● Stored rows:

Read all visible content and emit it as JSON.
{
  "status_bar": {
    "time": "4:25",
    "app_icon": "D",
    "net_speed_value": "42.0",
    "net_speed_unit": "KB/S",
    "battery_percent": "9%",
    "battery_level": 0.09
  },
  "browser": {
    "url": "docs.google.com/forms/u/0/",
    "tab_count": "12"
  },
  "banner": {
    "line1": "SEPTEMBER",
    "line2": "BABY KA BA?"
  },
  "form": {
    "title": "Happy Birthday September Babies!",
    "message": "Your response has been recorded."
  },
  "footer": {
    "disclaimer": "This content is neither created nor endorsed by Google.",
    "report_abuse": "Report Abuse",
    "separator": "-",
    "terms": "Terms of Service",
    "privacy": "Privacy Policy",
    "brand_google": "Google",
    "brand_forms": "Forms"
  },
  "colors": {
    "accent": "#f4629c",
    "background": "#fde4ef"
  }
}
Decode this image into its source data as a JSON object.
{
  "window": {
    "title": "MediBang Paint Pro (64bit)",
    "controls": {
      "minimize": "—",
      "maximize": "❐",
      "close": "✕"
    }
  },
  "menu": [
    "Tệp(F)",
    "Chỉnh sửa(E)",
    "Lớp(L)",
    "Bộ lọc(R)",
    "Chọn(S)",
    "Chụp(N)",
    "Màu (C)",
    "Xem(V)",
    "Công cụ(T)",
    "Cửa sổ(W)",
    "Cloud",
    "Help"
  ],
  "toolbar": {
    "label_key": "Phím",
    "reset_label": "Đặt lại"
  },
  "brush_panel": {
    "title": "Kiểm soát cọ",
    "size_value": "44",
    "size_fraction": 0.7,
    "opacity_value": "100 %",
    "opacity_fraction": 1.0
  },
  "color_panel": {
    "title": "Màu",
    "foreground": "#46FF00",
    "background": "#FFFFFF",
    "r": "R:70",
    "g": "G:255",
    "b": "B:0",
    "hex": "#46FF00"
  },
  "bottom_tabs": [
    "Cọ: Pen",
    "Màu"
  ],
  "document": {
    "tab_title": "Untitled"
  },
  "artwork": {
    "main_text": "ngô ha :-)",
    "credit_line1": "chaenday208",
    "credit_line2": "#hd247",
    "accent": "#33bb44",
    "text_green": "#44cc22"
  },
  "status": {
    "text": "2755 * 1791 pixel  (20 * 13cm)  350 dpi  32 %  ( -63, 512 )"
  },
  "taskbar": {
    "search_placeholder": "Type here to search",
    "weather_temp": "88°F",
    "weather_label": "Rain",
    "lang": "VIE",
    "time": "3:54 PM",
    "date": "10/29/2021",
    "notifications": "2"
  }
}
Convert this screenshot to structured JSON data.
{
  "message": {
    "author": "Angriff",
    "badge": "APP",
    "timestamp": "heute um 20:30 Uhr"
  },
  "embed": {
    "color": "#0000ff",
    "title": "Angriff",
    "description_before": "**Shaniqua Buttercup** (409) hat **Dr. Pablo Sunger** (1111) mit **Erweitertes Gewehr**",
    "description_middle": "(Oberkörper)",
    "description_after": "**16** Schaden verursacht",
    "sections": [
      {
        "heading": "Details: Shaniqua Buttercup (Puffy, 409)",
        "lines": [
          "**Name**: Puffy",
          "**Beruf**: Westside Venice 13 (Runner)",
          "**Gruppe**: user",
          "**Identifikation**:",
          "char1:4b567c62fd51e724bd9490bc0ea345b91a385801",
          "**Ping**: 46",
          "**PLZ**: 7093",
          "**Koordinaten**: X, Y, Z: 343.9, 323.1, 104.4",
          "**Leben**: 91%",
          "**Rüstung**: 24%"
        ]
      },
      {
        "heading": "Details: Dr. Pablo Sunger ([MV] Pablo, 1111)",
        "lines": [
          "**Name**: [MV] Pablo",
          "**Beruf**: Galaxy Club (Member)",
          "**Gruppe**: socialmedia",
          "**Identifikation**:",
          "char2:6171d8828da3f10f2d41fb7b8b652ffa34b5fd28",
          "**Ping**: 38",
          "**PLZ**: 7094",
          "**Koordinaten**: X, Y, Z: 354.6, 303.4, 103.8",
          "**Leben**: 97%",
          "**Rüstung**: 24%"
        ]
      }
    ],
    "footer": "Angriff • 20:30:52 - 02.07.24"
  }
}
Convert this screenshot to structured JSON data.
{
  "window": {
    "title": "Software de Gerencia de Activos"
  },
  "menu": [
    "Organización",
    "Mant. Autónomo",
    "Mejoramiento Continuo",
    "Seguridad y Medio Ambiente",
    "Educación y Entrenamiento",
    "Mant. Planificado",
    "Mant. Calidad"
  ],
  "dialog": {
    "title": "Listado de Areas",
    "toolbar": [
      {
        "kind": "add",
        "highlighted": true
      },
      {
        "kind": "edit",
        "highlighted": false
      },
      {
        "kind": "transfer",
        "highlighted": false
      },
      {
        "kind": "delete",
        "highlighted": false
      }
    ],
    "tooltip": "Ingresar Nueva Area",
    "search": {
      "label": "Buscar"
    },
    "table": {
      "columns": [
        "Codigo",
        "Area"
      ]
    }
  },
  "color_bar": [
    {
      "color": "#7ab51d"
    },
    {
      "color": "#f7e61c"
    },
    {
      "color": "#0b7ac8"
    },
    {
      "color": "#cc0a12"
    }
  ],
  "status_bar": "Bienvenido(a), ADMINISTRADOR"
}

● Set problem: Type the whole listing again, unaltered.

● Response to this exercise:
Read all visible content and emit it as JSON.
{
  "status_bar": {
    "time": "4:25",
    "app_icon": "D",
    "net_speed_value": "42.0",
    "net_speed_unit": "KB/S",
    "battery_percent": "9%",
    "battery_level": 0.09
  },
  "browser": {
    "url": "docs.google.com/forms/u/0/",
    "tab_count": "12"
  },
  "banner": {
    "line1": "SEPTEMBER",
    "line2": "BABY KA BA?"
  },
  "form": {
    "title": "Happy Birthday September Babies!",
    "message": "Your response has been recorded."
  },
  "footer": {
    "disclaimer": "This content is neither created nor endorsed by Google.",
    "report_abuse": "Report Abuse",
    "separator": "-",
    "terms": "Terms of Service",
    "privacy": "Privacy Policy",
    "brand_google": "Google",
    "brand_forms": "Forms"
  },
  "colors": {
    "accent": "#f4629c",
    "background": "#fde4ef"
  }
}
Decode this image into its source data as a JSON object.
{
  "window": {
    "title": "MediBang Paint Pro (64bit)",
    "controls": {
      "minimize": "—",
      "maximize": "❐",
      "close": "✕"
    }
  },
  "menu": [
    "Tệp(F)",
    "Chỉnh sửa(E)",
    "Lớp(L)",
    "Bộ lọc(R)",
    "Chọn(S)",
    "Chụp(N)",
    "Màu (C)",
    "Xem(V)",
    "Công cụ(T)",
    "Cửa sổ(W)",
    "Cloud",
    "Help"
  ],
  "toolbar": {
    "label_key": "Phím",
    "reset_label": "Đặt lại"
  },
  "brush_panel": {
    "title": "Kiểm soát cọ",
    "size_value": "44",
    "size_fraction": 0.7,
    "opacity_value": "100 %",
    "opacity_fraction": 1.0
  },
  "color_panel": {
    "title": "Màu",
    "foreground": "#46FF00",
    "background": "#FFFFFF",
    "r": "R:70",
    "g": "G:255",
    "b": "B:0",
    "hex": "#46FF00"
  },
  "bottom_tabs": [
    "Cọ: Pen",
    "Màu"
  ],
  "document": {
    "tab_title": "Untitled"
  },
  "artwork": {
    "main_text": "ngô ha :-)",
    "credit_line1": "chaenday208",
    "credit_line2": "#hd247",
    "accent": "#33bb44",
    "text_green": "#44cc22"
  },
  "status": {
    "text": "2755 * 1791 pixel  (20 * 13cm)  350 dpi  32 %  ( -63, 512 )"
  },
  "taskbar": {
    "search_placeholder": "Type here to search",
    "weather_temp": "88°F",
    "weather_label": "Rain",
    "lang": "VIE",
    "time": "3:54 PM",
    "date": "10/29/2021",
    "notifications": "2"
  }
}
Convert this screenshot to structured JSON data.
{
  "message": {
    "author": "Angriff",
    "badge": "APP",
    "timestamp": "heute um 20:30 Uhr"
  },
  "embed": {
    "color": "#0000ff",
    "title": "Angriff",
    "description_before": "**Shaniqua Buttercup** (409) hat **Dr. Pablo Sunger** (1111) mit **Erweitertes Gewehr**",
    "description_middle": "(Oberkörper)",
    "description_after": "**16** Schaden verursacht",
    "sections": [
      {
        "heading": "Details: Shaniqua Buttercup (Puffy, 409)",
        "lines": [
          "**Name**: Puffy",
          "**Beruf**: Westside Venice 13 (Runner)",
          "**Gruppe**: user",
          "**Identifikation**:",
          "char1:4b567c62fd51e724bd9490bc0ea345b91a385801",
          "**Ping**: 46",
          "**PLZ**: 7093",
          "**Koordinaten**: X, Y, Z: 343.9, 323.1, 104.4",
          "**Leben**: 91%",
          "**Rüstung**: 24%"
        ]
      },
      {
        "heading": "Details: Dr. Pablo Sunger ([MV] Pablo, 1111)",
        "lines": [
          "**Name**: [MV] Pablo",
          "**Beruf**: Galaxy Club (Member)",
          "**Gruppe**: socialmedia",
          "**Identifikation**:",
          "char2:6171d8828da3f10f2d41fb7b8b652ffa34b5fd28",
          "**Ping**: 38",
          "**PLZ**: 7094",
          "**Koordinaten**: X, Y, Z: 354.6, 303.4, 103.8",
          "**Leben**: 97%",
          "**Rüstung**: 24%"
        ]
      }
    ],
    "footer": "Angriff • 20:30:52 - 02.07.24"
  }
}
Convert this screenshot to structured JSON data.
{
  "window": {
    "title": "Software de Gerencia de Activos"
  },
  "menu": [
    "Organización",
    "Mant. Autónomo",
    "Mejoramiento Continuo",
    "Seguridad y Medio Ambiente",
    "Educación y Entrenamiento",
    "Mant. Planificado",
    "Mant. Calidad"
  ],
  "dialog": {
    "title": "Listado de Areas",
    "toolbar": [
      {
        "kind": "add",
        "highlighted": true
      },
      {
        "kind": "edit",
        "highlighted": false
      },
      {
        "kind": "transfer",
        "highlighted": false
      },
      {
        "kind": "delete",
        "highlighted": false
      }
    ],
    "tooltip": "Ingresar Nueva Area",
    "search": {
      "label": "Buscar"
    },
    "table": {
      "columns": [
        "Codigo",
        "Area"
      ]
    }
  },
  "color_bar": [
    {
      "color": "#7ab51d"
    },
    {
      "color": "#f7e61c"
    },
    {
      "color": "#0b7ac8"
    },
    {
      "color": "#cc0a12"
    }
  ],
  "status_bar": "Bienvenido(a), ADMINISTRADOR"
}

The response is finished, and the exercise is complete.